__DIRECTIONS FOR THIS TASK__
Copy all records verbatim.

··· STORED RECORDS

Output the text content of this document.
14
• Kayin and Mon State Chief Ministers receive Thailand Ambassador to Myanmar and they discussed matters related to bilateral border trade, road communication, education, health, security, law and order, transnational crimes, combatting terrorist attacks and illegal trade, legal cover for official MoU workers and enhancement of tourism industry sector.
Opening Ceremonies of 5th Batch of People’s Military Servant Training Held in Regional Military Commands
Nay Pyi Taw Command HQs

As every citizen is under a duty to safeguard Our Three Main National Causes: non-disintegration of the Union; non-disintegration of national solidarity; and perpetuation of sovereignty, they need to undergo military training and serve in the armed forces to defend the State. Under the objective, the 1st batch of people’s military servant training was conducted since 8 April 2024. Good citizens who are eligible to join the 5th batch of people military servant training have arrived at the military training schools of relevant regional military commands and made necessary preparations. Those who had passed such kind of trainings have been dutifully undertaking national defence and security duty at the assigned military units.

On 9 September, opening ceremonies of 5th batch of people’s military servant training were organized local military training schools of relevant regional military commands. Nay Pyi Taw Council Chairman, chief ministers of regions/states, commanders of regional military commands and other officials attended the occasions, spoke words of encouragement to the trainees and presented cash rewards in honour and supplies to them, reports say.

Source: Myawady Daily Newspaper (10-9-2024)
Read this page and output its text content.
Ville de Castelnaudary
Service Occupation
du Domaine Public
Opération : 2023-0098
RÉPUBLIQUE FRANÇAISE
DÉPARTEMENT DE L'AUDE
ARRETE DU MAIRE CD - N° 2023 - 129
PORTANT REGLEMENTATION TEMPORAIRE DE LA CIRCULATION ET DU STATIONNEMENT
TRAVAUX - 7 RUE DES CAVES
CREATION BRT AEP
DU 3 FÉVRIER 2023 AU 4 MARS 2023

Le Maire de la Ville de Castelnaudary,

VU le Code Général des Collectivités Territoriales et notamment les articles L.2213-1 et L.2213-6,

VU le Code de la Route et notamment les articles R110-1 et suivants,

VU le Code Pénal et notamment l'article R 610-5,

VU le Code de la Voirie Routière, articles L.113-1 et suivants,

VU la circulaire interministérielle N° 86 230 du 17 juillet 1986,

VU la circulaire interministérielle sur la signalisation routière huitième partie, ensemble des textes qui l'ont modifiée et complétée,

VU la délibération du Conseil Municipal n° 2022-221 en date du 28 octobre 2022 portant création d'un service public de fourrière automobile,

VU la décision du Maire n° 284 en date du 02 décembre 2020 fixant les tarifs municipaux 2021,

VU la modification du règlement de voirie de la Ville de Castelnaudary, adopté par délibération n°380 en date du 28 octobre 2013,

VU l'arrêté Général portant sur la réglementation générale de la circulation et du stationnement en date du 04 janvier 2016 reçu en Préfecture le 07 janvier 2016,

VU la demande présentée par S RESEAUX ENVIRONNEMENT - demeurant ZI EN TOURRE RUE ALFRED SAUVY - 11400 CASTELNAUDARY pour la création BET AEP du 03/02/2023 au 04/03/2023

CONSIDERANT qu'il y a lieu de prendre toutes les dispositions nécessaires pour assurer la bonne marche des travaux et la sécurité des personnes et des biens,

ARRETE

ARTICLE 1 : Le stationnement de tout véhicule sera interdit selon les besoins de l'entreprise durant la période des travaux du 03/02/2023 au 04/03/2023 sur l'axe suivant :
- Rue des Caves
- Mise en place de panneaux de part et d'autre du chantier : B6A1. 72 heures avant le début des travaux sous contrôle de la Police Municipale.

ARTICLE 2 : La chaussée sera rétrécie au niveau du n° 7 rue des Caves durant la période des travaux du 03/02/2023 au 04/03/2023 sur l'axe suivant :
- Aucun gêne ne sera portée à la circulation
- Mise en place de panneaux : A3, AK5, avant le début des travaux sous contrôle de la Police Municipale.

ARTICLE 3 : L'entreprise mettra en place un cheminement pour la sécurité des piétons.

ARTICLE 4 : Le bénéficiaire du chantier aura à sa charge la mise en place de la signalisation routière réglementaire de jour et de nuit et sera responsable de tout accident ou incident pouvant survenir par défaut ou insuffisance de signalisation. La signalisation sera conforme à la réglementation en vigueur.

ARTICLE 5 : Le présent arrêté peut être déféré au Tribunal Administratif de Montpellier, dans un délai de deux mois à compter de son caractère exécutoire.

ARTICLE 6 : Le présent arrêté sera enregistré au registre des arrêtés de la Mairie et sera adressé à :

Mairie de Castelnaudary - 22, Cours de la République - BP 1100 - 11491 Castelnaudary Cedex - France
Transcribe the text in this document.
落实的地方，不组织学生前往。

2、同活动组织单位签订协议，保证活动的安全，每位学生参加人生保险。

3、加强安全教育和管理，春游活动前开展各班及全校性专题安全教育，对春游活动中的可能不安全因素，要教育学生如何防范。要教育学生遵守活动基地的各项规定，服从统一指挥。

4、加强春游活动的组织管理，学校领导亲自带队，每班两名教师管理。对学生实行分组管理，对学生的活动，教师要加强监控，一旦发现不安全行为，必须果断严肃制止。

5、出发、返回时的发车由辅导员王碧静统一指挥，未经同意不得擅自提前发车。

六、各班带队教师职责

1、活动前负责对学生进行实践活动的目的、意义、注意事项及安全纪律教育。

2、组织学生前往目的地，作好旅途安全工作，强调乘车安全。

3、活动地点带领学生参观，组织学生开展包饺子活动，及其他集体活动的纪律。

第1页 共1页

······

__EXERCISE SOLUTION__
Output the text content of this document.
14
• Kayin and Mon State Chief Ministers receive Thailand Ambassador to Myanmar and they discussed matters related to bilateral border trade, road communication, education, health, security, law and order, transnational crimes, combatting terrorist attacks and illegal trade, legal cover for official MoU workers and enhancement of tourism industry sector.
Opening Ceremonies of 5th Batch of People’s Military Servant Training Held in Regional Military Commands
Nay Pyi Taw Command HQs

As every citizen is under a duty to safeguard Our Three Main National Causes: non-disintegration of the Union; non-disintegration of national solidarity; and perpetuation of sovereignty, they need to undergo military training and serve in the armed forces to defend the State. Under the objective, the 1st batch of people’s military servant training was conducted since 8 April 2024. Good citizens who are eligible to join the 5th batch of people military servant training have arrived at the military training schools of relevant regional military commands and made necessary preparations. Those who had passed such kind of trainings have been dutifully undertaking national defence and security duty at the assigned military units.

On 9 September, opening ceremonies of 5th batch of people’s military servant training were organized local military training schools of relevant regional military commands. Nay Pyi Taw Council Chairman, chief ministers of regions/states, commanders of regional military commands and other officials attended the occasions, spoke words of encouragement to the trainees and presented cash rewards in honour and supplies to them, reports say.

Source: Myawady Daily Newspaper (10-9-2024)
Read this page and output its text content.
Ville de Castelnaudary
Service Occupation
du Domaine Public
Opération : 2023-0098
RÉPUBLIQUE FRANÇAISE
DÉPARTEMENT DE L'AUDE
ARRETE DU MAIRE CD - N° 2023 - 129
PORTANT REGLEMENTATION TEMPORAIRE DE LA CIRCULATION ET DU STATIONNEMENT
TRAVAUX - 7 RUE DES CAVES
CREATION BRT AEP
DU 3 FÉVRIER 2023 AU 4 MARS 2023

Le Maire de la Ville de Castelnaudary,

VU le Code Général des Collectivités Territoriales et notamment les articles L.2213-1 et L.2213-6,

VU le Code de la Route et notamment les articles R110-1 et suivants,

VU le Code Pénal et notamment l'article R 610-5,

VU le Code de la Voirie Routière, articles L.113-1 et suivants,

VU la circulaire interministérielle N° 86 230 du 17 juillet 1986,

VU la circulaire interministérielle sur la signalisation routière huitième partie, ensemble des textes qui l'ont modifiée et complétée,

VU la délibération du Conseil Municipal n° 2022-221 en date du 28 octobre 2022 portant création d'un service public de fourrière automobile,

VU la décision du Maire n° 284 en date du 02 décembre 2020 fixant les tarifs municipaux 2021,

VU la modification du règlement de voirie de la Ville de Castelnaudary, adopté par délibération n°380 en date du 28 octobre 2013,

VU l'arrêté Général portant sur la réglementation générale de la circulation et du stationnement en date du 04 janvier 2016 reçu en Préfecture le 07 janvier 2016,

VU la demande présentée par S RESEAUX ENVIRONNEMENT - demeurant ZI EN TOURRE RUE ALFRED SAUVY - 11400 CASTELNAUDARY pour la création BET AEP du 03/02/2023 au 04/03/2023

CONSIDERANT qu'il y a lieu de prendre toutes les dispositions nécessaires pour assurer la bonne marche des travaux et la sécurité des personnes et des biens,

ARRETE

ARTICLE 1 : Le stationnement de tout véhicule sera interdit selon les besoins de l'entreprise durant la période des travaux du 03/02/2023 au 04/03/2023 sur l'axe suivant :
- Rue des Caves
- Mise en place de panneaux de part et d'autre du chantier : B6A1. 72 heures avant le début des travaux sous contrôle de la Police Municipale.

ARTICLE 2 : La chaussée sera rétrécie au niveau du n° 7 rue des Caves durant la période des travaux du 03/02/2023 au 04/03/2023 sur l'axe suivant :
- Aucun gêne ne sera portée à la circulation
- Mise en place de panneaux : A3, AK5, avant le début des travaux sous contrôle de la Police Municipale.

ARTICLE 3 : L'entreprise mettra en place un cheminement pour la sécurité des piétons.

ARTICLE 4 : Le bénéficiaire du chantier aura à sa charge la mise en place de la signalisation routière réglementaire de jour et de nuit et sera responsable de tout accident ou incident pouvant survenir par défaut ou insuffisance de signalisation. La signalisation sera conforme à la réglementation en vigueur.

ARTICLE 5 : Le présent arrêté peut être déféré au Tribunal Administratif de Montpellier, dans un délai de deux mois à compter de son caractère exécutoire.

ARTICLE 6 : Le présent arrêté sera enregistré au registre des arrêtés de la Mairie et sera adressé à :

Mairie de Castelnaudary - 22, Cours de la République - BP 1100 - 11491 Castelnaudary Cedex - France
Transcribe the text in this document.
落实的地方，不组织学生前往。

2、同活动组织单位签订协议，保证活动的安全，每位学生参加人生保险。

3、加强安全教育和管理，春游活动前开展各班及全校性专题安全教育，对春游活动中的可能不安全因素，要教育学生如何防范。要教育学生遵守活动基地的各项规定，服从统一指挥。

4、加强春游活动的组织管理，学校领导亲自带队，每班两名教师管理。对学生实行分组管理，对学生的活动，教师要加强监控，一旦发现不安全行为，必须果断严肃制止。

5、出发、返回时的发车由辅导员王碧静统一指挥，未经同意不得擅自提前发车。

六、各班带队教师职责

1、活动前负责对学生进行实践活动的目的、意义、注意事项及安全纪律教育。

2、组织学生前往目的地，作好旅途安全工作，强调乘车安全。

3、活动地点带领学生参观，组织学生开展包饺子活动，及其他集体活动的纪律。

第1页 共1页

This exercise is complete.